[WORK TO BE COMPLETED]:
Filter for the word "html" and keep each matching line.

[DATA FOR PROCESSING]:
-----

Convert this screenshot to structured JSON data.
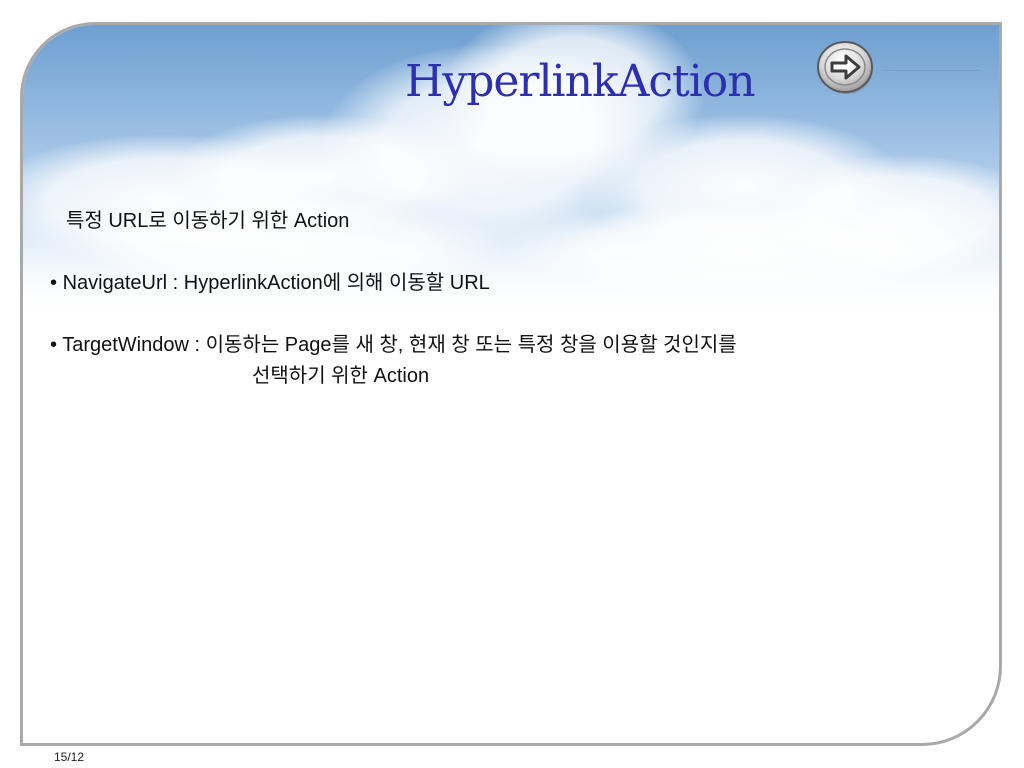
{
  "slide": {
    "title": "HyperlinkAction",
    "intro": "특정 URL로 이동하기 위한 Action",
    "bullets": [
      {
        "marker": "•",
        "term": "NavigateUrl :",
        "desc": "HyperlinkAction에 의해 이동할 URL"
      },
      {
        "marker": "•",
        "term": "TargetWindow :",
        "desc": "이동하는 Page를 새 창, 현재 창 또는 특정 창을 이용할 것인지를",
        "desc_cont": "선택하기 위한 Action"
      }
    ],
    "page_number": "15/12"
  },
  "colors": {
    "title": "#2b2fb0",
    "frame": "#a9a9a9",
    "sky": "#8db5de"
  },
  "icons": {
    "next": "arrow-right-icon"
  }
}
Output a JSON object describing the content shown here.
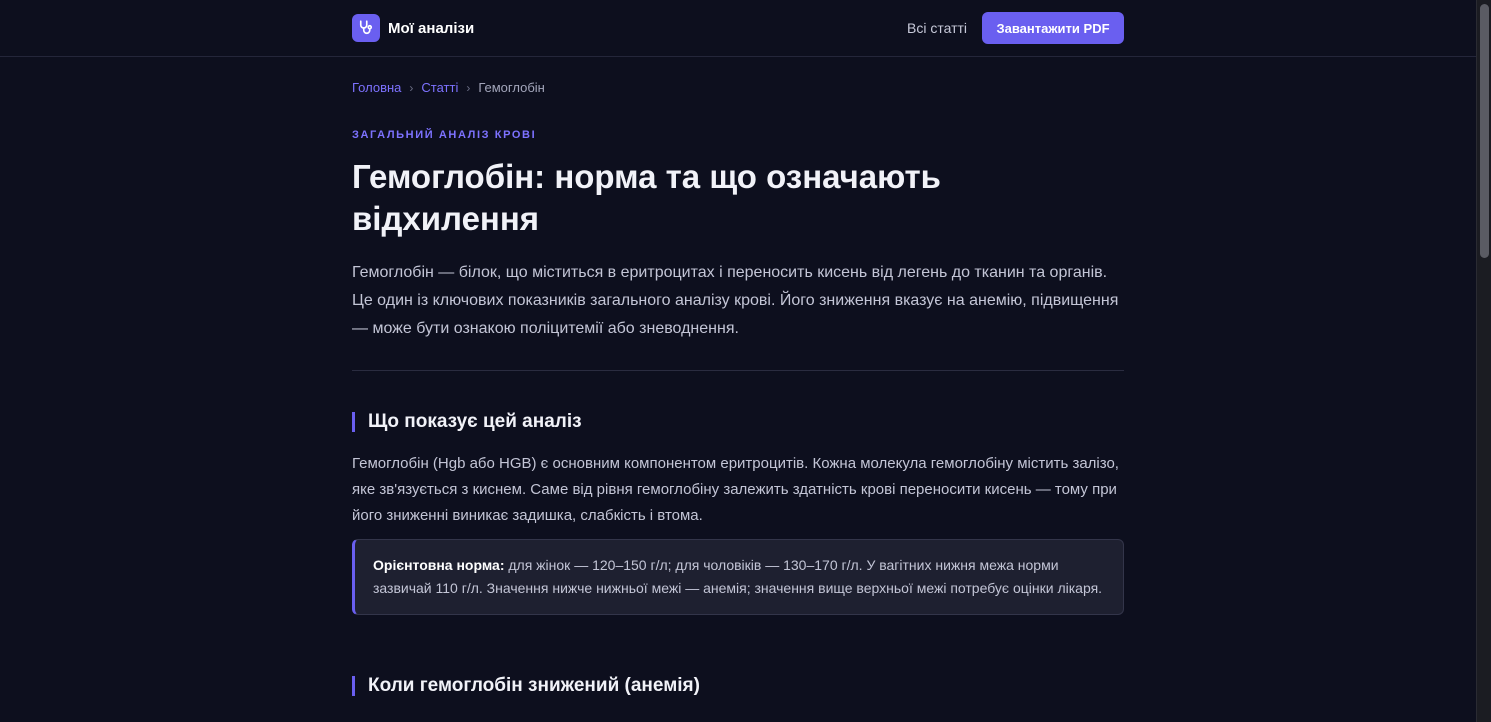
{
  "header": {
    "brand_name": "Мої аналізи",
    "nav_all_articles": "Всі статті",
    "download_pdf": "Завантажити PDF"
  },
  "breadcrumb": {
    "home": "Головна",
    "articles": "Статті",
    "current": "Гемоглобін",
    "separator": "›"
  },
  "article": {
    "category": "ЗАГАЛЬНИЙ АНАЛІЗ КРОВІ",
    "title": "Гемоглобін: норма та що означають відхилення",
    "lead": "Гемоглобін — білок, що міститься в еритроцитах і переносить кисень від легень до тканин та органів. Це один із ключових показників загального аналізу крові. Його зниження вказує на анемію, підвищення — може бути ознакою поліцитемії або зневоднення.",
    "sections": [
      {
        "heading": "Що показує цей аналіз",
        "text": "Гемоглобін (Hgb або HGB) є основним компонентом еритроцитів. Кожна молекула гемоглобіну містить залізо, яке зв'язується з киснем. Саме від рівня гемоглобіну залежить здатність крові переносити кисень — тому при його зниженні виникає задишка, слабкість і втома."
      },
      {
        "heading": "Коли гемоглобін знижений (анемія)"
      }
    ],
    "callout": {
      "label": "Орієнтовна норма:",
      "text": " для жінок — 120–150 г/л; для чоловіків — 130–170 г/л. У вагітних нижня межа норми зазвичай 110 г/л. Значення нижче нижньої межі — анемія; значення вище верхньої межі потребує оцінки лікаря."
    }
  },
  "colors": {
    "accent": "#6a5ff0",
    "background": "#0d0f1e",
    "callout_bg": "#1e2030",
    "link": "#7d72ff"
  },
  "icons": {
    "brand": "stethoscope-icon"
  }
}
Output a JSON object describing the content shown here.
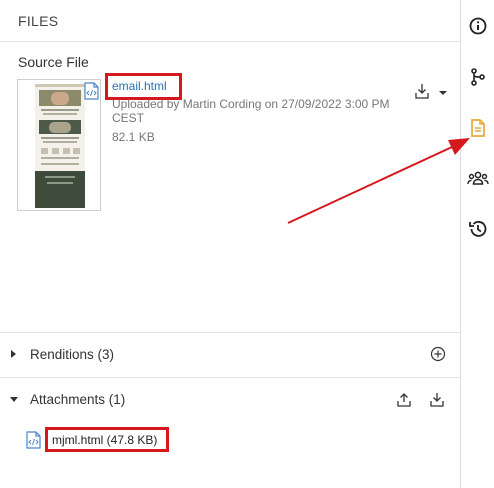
{
  "panel": {
    "title": "FILES",
    "source_file": {
      "section_label": "Source File",
      "file_name": "email.html",
      "uploaded_by": "Uploaded by Martin Cording on 27/09/2022 3:00 PM CEST",
      "size": "82.1 KB"
    },
    "renditions": {
      "label": "Renditions (3)"
    },
    "attachments": {
      "label": "Attachments (1)",
      "items": [
        {
          "label": "mjml.html (47.8 KB)"
        }
      ]
    }
  },
  "rail": {
    "items": [
      {
        "name": "info-icon"
      },
      {
        "name": "branch-icon"
      },
      {
        "name": "files-icon",
        "active": true
      },
      {
        "name": "people-icon"
      },
      {
        "name": "history-icon"
      }
    ]
  },
  "colors": {
    "accent": "#e8a93a",
    "link": "#2a6fb3",
    "highlight": "#d6181d"
  }
}
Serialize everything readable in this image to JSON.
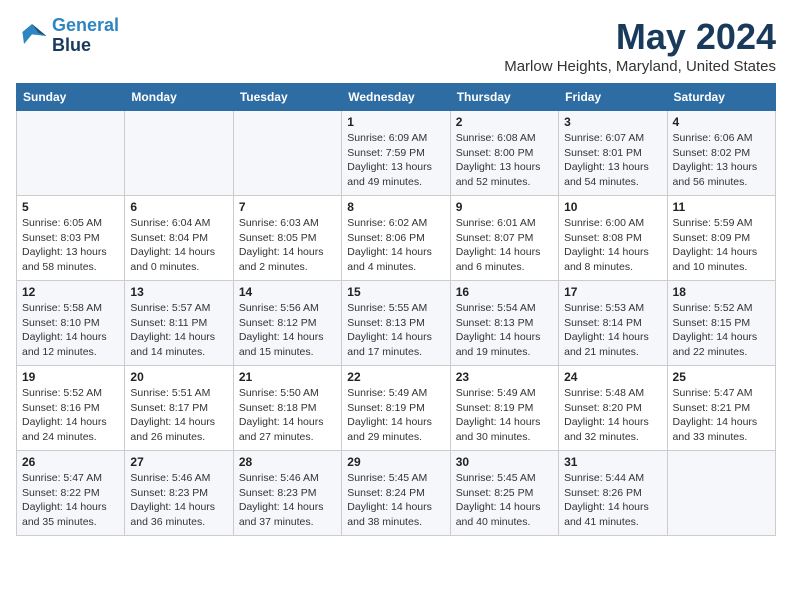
{
  "logo": {
    "line1": "General",
    "line2": "Blue"
  },
  "title": "May 2024",
  "location": "Marlow Heights, Maryland, United States",
  "weekdays": [
    "Sunday",
    "Monday",
    "Tuesday",
    "Wednesday",
    "Thursday",
    "Friday",
    "Saturday"
  ],
  "weeks": [
    [
      {
        "day": "",
        "info": ""
      },
      {
        "day": "",
        "info": ""
      },
      {
        "day": "",
        "info": ""
      },
      {
        "day": "1",
        "info": "Sunrise: 6:09 AM\nSunset: 7:59 PM\nDaylight: 13 hours\nand 49 minutes."
      },
      {
        "day": "2",
        "info": "Sunrise: 6:08 AM\nSunset: 8:00 PM\nDaylight: 13 hours\nand 52 minutes."
      },
      {
        "day": "3",
        "info": "Sunrise: 6:07 AM\nSunset: 8:01 PM\nDaylight: 13 hours\nand 54 minutes."
      },
      {
        "day": "4",
        "info": "Sunrise: 6:06 AM\nSunset: 8:02 PM\nDaylight: 13 hours\nand 56 minutes."
      }
    ],
    [
      {
        "day": "5",
        "info": "Sunrise: 6:05 AM\nSunset: 8:03 PM\nDaylight: 13 hours\nand 58 minutes."
      },
      {
        "day": "6",
        "info": "Sunrise: 6:04 AM\nSunset: 8:04 PM\nDaylight: 14 hours\nand 0 minutes."
      },
      {
        "day": "7",
        "info": "Sunrise: 6:03 AM\nSunset: 8:05 PM\nDaylight: 14 hours\nand 2 minutes."
      },
      {
        "day": "8",
        "info": "Sunrise: 6:02 AM\nSunset: 8:06 PM\nDaylight: 14 hours\nand 4 minutes."
      },
      {
        "day": "9",
        "info": "Sunrise: 6:01 AM\nSunset: 8:07 PM\nDaylight: 14 hours\nand 6 minutes."
      },
      {
        "day": "10",
        "info": "Sunrise: 6:00 AM\nSunset: 8:08 PM\nDaylight: 14 hours\nand 8 minutes."
      },
      {
        "day": "11",
        "info": "Sunrise: 5:59 AM\nSunset: 8:09 PM\nDaylight: 14 hours\nand 10 minutes."
      }
    ],
    [
      {
        "day": "12",
        "info": "Sunrise: 5:58 AM\nSunset: 8:10 PM\nDaylight: 14 hours\nand 12 minutes."
      },
      {
        "day": "13",
        "info": "Sunrise: 5:57 AM\nSunset: 8:11 PM\nDaylight: 14 hours\nand 14 minutes."
      },
      {
        "day": "14",
        "info": "Sunrise: 5:56 AM\nSunset: 8:12 PM\nDaylight: 14 hours\nand 15 minutes."
      },
      {
        "day": "15",
        "info": "Sunrise: 5:55 AM\nSunset: 8:13 PM\nDaylight: 14 hours\nand 17 minutes."
      },
      {
        "day": "16",
        "info": "Sunrise: 5:54 AM\nSunset: 8:13 PM\nDaylight: 14 hours\nand 19 minutes."
      },
      {
        "day": "17",
        "info": "Sunrise: 5:53 AM\nSunset: 8:14 PM\nDaylight: 14 hours\nand 21 minutes."
      },
      {
        "day": "18",
        "info": "Sunrise: 5:52 AM\nSunset: 8:15 PM\nDaylight: 14 hours\nand 22 minutes."
      }
    ],
    [
      {
        "day": "19",
        "info": "Sunrise: 5:52 AM\nSunset: 8:16 PM\nDaylight: 14 hours\nand 24 minutes."
      },
      {
        "day": "20",
        "info": "Sunrise: 5:51 AM\nSunset: 8:17 PM\nDaylight: 14 hours\nand 26 minutes."
      },
      {
        "day": "21",
        "info": "Sunrise: 5:50 AM\nSunset: 8:18 PM\nDaylight: 14 hours\nand 27 minutes."
      },
      {
        "day": "22",
        "info": "Sunrise: 5:49 AM\nSunset: 8:19 PM\nDaylight: 14 hours\nand 29 minutes."
      },
      {
        "day": "23",
        "info": "Sunrise: 5:49 AM\nSunset: 8:19 PM\nDaylight: 14 hours\nand 30 minutes."
      },
      {
        "day": "24",
        "info": "Sunrise: 5:48 AM\nSunset: 8:20 PM\nDaylight: 14 hours\nand 32 minutes."
      },
      {
        "day": "25",
        "info": "Sunrise: 5:47 AM\nSunset: 8:21 PM\nDaylight: 14 hours\nand 33 minutes."
      }
    ],
    [
      {
        "day": "26",
        "info": "Sunrise: 5:47 AM\nSunset: 8:22 PM\nDaylight: 14 hours\nand 35 minutes."
      },
      {
        "day": "27",
        "info": "Sunrise: 5:46 AM\nSunset: 8:23 PM\nDaylight: 14 hours\nand 36 minutes."
      },
      {
        "day": "28",
        "info": "Sunrise: 5:46 AM\nSunset: 8:23 PM\nDaylight: 14 hours\nand 37 minutes."
      },
      {
        "day": "29",
        "info": "Sunrise: 5:45 AM\nSunset: 8:24 PM\nDaylight: 14 hours\nand 38 minutes."
      },
      {
        "day": "30",
        "info": "Sunrise: 5:45 AM\nSunset: 8:25 PM\nDaylight: 14 hours\nand 40 minutes."
      },
      {
        "day": "31",
        "info": "Sunrise: 5:44 AM\nSunset: 8:26 PM\nDaylight: 14 hours\nand 41 minutes."
      },
      {
        "day": "",
        "info": ""
      }
    ]
  ]
}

-----

[RESPONSE FOR THIS EXERCISE]:
      "file_name": "email.html",
          "label": "mjml.html (47.8 KB)"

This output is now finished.